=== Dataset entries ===
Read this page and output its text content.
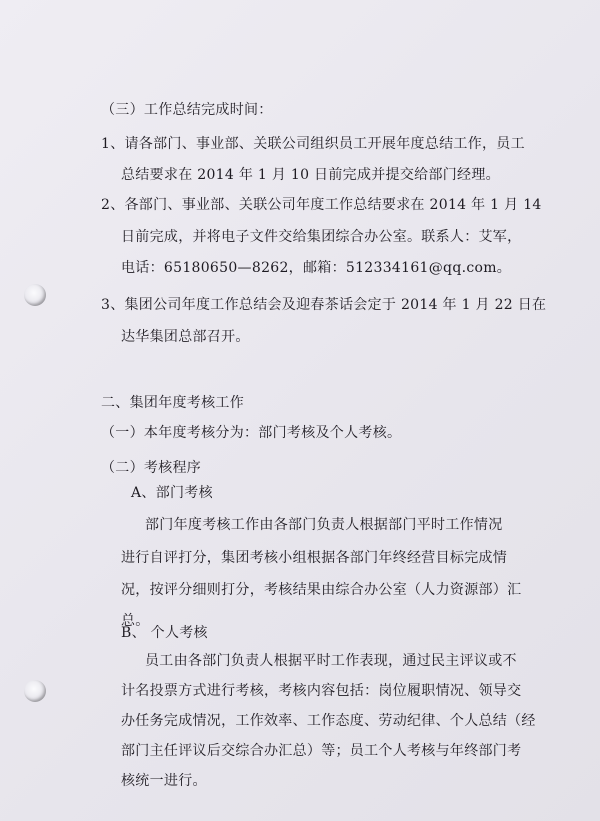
（三）工作总结完成时间：
1、请各部门、事业部、关联公司组织员工开展年度总结工作，员工
总结要求在 2014 年 1 月 10 日前完成并提交给部门经理。
2、各部门、事业部、关联公司年度工作总结要求在 2014 年 1 月 14
日前完成，并将电子文件交给集团综合办公室。联系人：艾军，
电话：65180650—8262，邮箱：512334161@qq.com。
3、集团公司年度工作总结会及迎春茶话会定于 2014 年 1 月 22 日在
达华集团总部召开。
二、集团年度考核工作
（一）本年度考核分为：部门考核及个人考核。
（二）考核程序
A、部门考核
部门年度考核工作由各部门负责人根据部门平时工作情况
进行自评打分，集团考核小组根据各部门年终经营目标完成情
况，按评分细则打分，考核结果由综合办公室（人力资源部）汇
总。
B、 个人考核
员工由各部门负责人根据平时工作表现，通过民主评议或不
计名投票方式进行考核，考核内容包括：岗位履职情况、领导交
办任务完成情况，工作效率、工作态度、劳动纪律、个人总结（经
部门主任评议后交综合办汇总）等；员工个人考核与年终部门考
核统一进行。
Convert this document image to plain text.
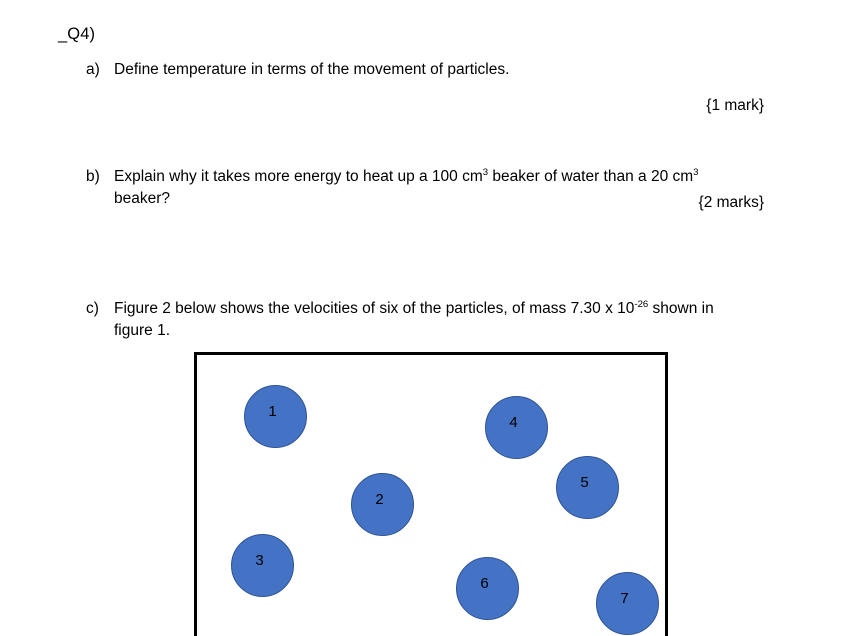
_Q4)
a) Define temperature in terms of the movement of particles.
{1 mark}
b) Explain why it takes more energy to heat up a 100 $cm^3$ beaker of water than a 20 $cm^3$
beaker?	{2 marks}
c) Figure 2 below shows the velocities of six of the particles, of mass 7.30 x $10^{-26}$ shown in
figure 1.
1
2
3
4
5
6
7
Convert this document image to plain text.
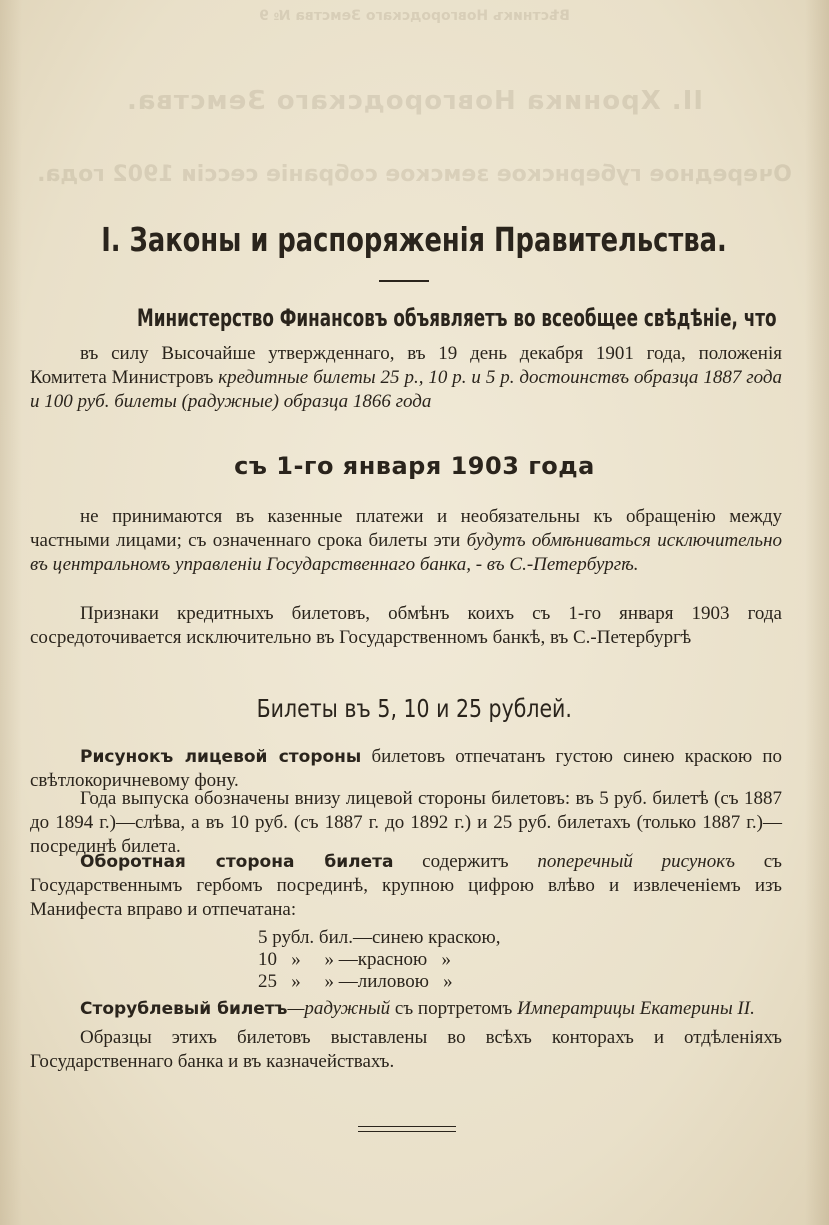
Вѣстникъ Новгородскаго Земства № 9
II. Хроника Новгородскаго Земства.
Очередное губернское земское собраніе сессіи 1902 года.
I. Законы и распоряженія Правительства.
Министерство Финансовъ объявляетъ во всеобщее свѣдѣніе, что
въ силу Высочайше утвержденнаго, въ 19 день декабря 1901 года, положенія Комитета Министровъ кредитные билеты 25 р., 10 р. и 5 р. достоинствъ образца 1887 года и 100 руб. билеты (радужные) образца 1866 года
съ 1-го января 1903 года
не принимаются въ казенные платежи и необязательны къ обращенію между частными лицами; съ означеннаго срока билеты эти будутъ обмѣниваться исключительно въ центральномъ управленіи Государственнаго банка, - въ С.-Петербургѣ.
Признаки кредитныхъ билетовъ, обмѣнъ коихъ съ 1-го января 1903 года сосредоточивается исключительно въ Государственномъ банкѣ, въ С.-Петербургѣ
Билеты въ 5, 10 и 25 рублей.
Рисунокъ лицевой стороны билетовъ отпечатанъ густою синею краскою по свѣтлокоричневому фону.
Года выпуска обозначены внизу лицевой стороны билетовъ: въ 5 руб. билетѣ (съ 1887 до 1894 г.)—слѣва, а въ 10 руб. (съ 1887 г. до 1892 г.) и 25 руб. билетахъ (только 1887 г.)—посрединѣ билета.
Оборотная сторона билета содержитъ поперечный рисунокъ съ Государственнымъ гербомъ посрединѣ, крупною цифрою влѣво и извлеченіемъ изъ Манифеста вправо и отпечатана:
5 рубл. бил.—синею краскою,
10   »     » —красною   »
25   »     » —лиловою   »
Сторублевый билетъ—радужный съ портретомъ Императрицы Екатерины II.
Образцы этихъ билетовъ выставлены во всѣхъ конторахъ и отдѣленіяхъ Государственнаго банка и въ казначействахъ.
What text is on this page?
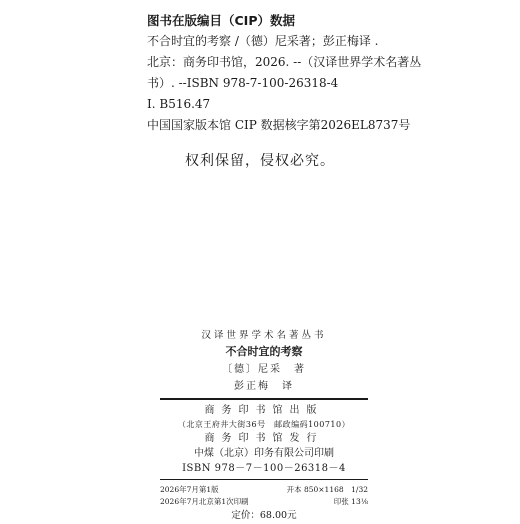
图书在版编目（CIP）数据
不合时宜的考察 /（德）尼采著；彭正梅译 .
北京：商务印书馆，2026. --（汉译世界学术名著丛
书）. --ISBN 978-7-100-26318-4
Ⅰ. B516.47
中国国家版本馆 CIP 数据核字第2026EL8737号
权利保留，侵权必究。
汉译世界学术名著丛书
不合时宜的考察
〔德〕尼采　著
彭正梅　译
商务印书馆出版
（北京王府井大街36号　邮政编码100710）
商务印书馆发行
中煤（北京）印务有限公司印刷
ISBN 978－7－100－26318－4
2026年7月第1版	开本 850×1168　1/32
2026年7月北京第1次印刷	印张 13⅛
定价：68.00元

=== TASK DESCRIPTION ===
Transcribe every entry word for word, but omit the pictures.

=== WRITTEN SOLUTION ===
Read this page and output its text content.
（三）工作总结完成时间：
1、请各部门、事业部、关联公司组织员工开展年度总结工作，员工
总结要求在 2014 年 1 月 10 日前完成并提交给部门经理。
2、各部门、事业部、关联公司年度工作总结要求在 2014 年 1 月 14
日前完成，并将电子文件交给集团综合办公室。联系人：艾军，
电话：65180650—8262，邮箱：512334161@qq.com。
3、集团公司年度工作总结会及迎春茶话会定于 2014 年 1 月 22 日在
达华集团总部召开。
二、集团年度考核工作
（一）本年度考核分为：部门考核及个人考核。
（二）考核程序
A、部门考核
部门年度考核工作由各部门负责人根据部门平时工作情况
进行自评打分，集团考核小组根据各部门年终经营目标完成情
况，按评分细则打分，考核结果由综合办公室（人力资源部）汇
总。
B、 个人考核
员工由各部门负责人根据平时工作表现，通过民主评议或不
计名投票方式进行考核，考核内容包括：岗位履职情况、领导交
办任务完成情况，工作效率、工作态度、劳动纪律、个人总结（经
部门主任评议后交综合办汇总）等；员工个人考核与年终部门考
核统一进行。
Convert this document image to plain text.
_Q4)
a) Define temperature in terms of the movement of particles.
{1 mark}
b) Explain why it takes more energy to heat up a 100 $cm^3$ beaker of water than a 20 $cm^3$
beaker?	{2 marks}
c) Figure 2 below shows the velocities of six of the particles, of mass 7.30 x $10^{-26}$ shown in
figure 1.
1
2
3
4
5
6
7
Convert this document image to plain text.
Вѣстникъ Новгородскаго Земства № 9
II. Хроника Новгородскаго Земства.
Очередное губернское земское собраніе сессіи 1902 года.
I. Законы и распоряженія Правительства.
Министерство Финансовъ объявляетъ во всеобщее свѣдѣніе, что
въ силу Высочайше утвержденнаго, въ 19 день декабря 1901 года, положенія Комитета Министровъ кредитные билеты 25 р., 10 р. и 5 р. достоинствъ образца 1887 года и 100 руб. билеты (радужные) образца 1866 года
съ 1-го января 1903 года
не принимаются въ казенные платежи и необязательны къ обращенію между частными лицами; съ означеннаго срока билеты эти будутъ обмѣниваться исключительно въ центральномъ управленіи Государственнаго банка, - въ С.-Петербургѣ.
Признаки кредитныхъ билетовъ, обмѣнъ коихъ съ 1-го января 1903 года сосредоточивается исключительно въ Государственномъ банкѣ, въ С.-Петербургѣ
Билеты въ 5, 10 и 25 рублей.
Рисунокъ лицевой стороны билетовъ отпечатанъ густою синею краскою по свѣтлокоричневому фону.
Года выпуска обозначены внизу лицевой стороны билетовъ: въ 5 руб. билетѣ (съ 1887 до 1894 г.)—слѣва, а въ 10 руб. (съ 1887 г. до 1892 г.) и 25 руб. билетахъ (только 1887 г.)—посрединѣ билета.
Оборотная сторона билета содержитъ поперечный рисунокъ съ Государственнымъ гербомъ посрединѣ, крупною цифрою влѣво и извлеченіемъ изъ Манифеста вправо и отпечатана:
5 рубл. бил.—синею краскою,
10   »     » —красною   »
25   »     » —лиловою   »
Сторублевый билетъ—радужный съ портретомъ Императрицы Екатерины II.
Образцы этихъ билетовъ выставлены во всѣхъ конторахъ и отдѣленіяхъ Государственнаго банка и въ казначействахъ.
What text is on this page?
图书在版编目（CIP）数据
不合时宜的考察 /（德）尼采著；彭正梅译 .
北京：商务印书馆，2026. --（汉译世界学术名著丛
书）. --ISBN 978-7-100-26318-4
Ⅰ. B516.47
中国国家版本馆 CIP 数据核字第2026EL8737号
权利保留，侵权必究。
汉译世界学术名著丛书
不合时宜的考察
〔德〕尼采　著
彭正梅　译
商务印书馆出版
（北京王府井大街36号　邮政编码100710）
商务印书馆发行
中煤（北京）印务有限公司印刷
ISBN 978－7－100－26318－4
2026年7月第1版	开本 850×1168　1/32
2026年7月北京第1次印刷	印张 13⅛
定价：68.00元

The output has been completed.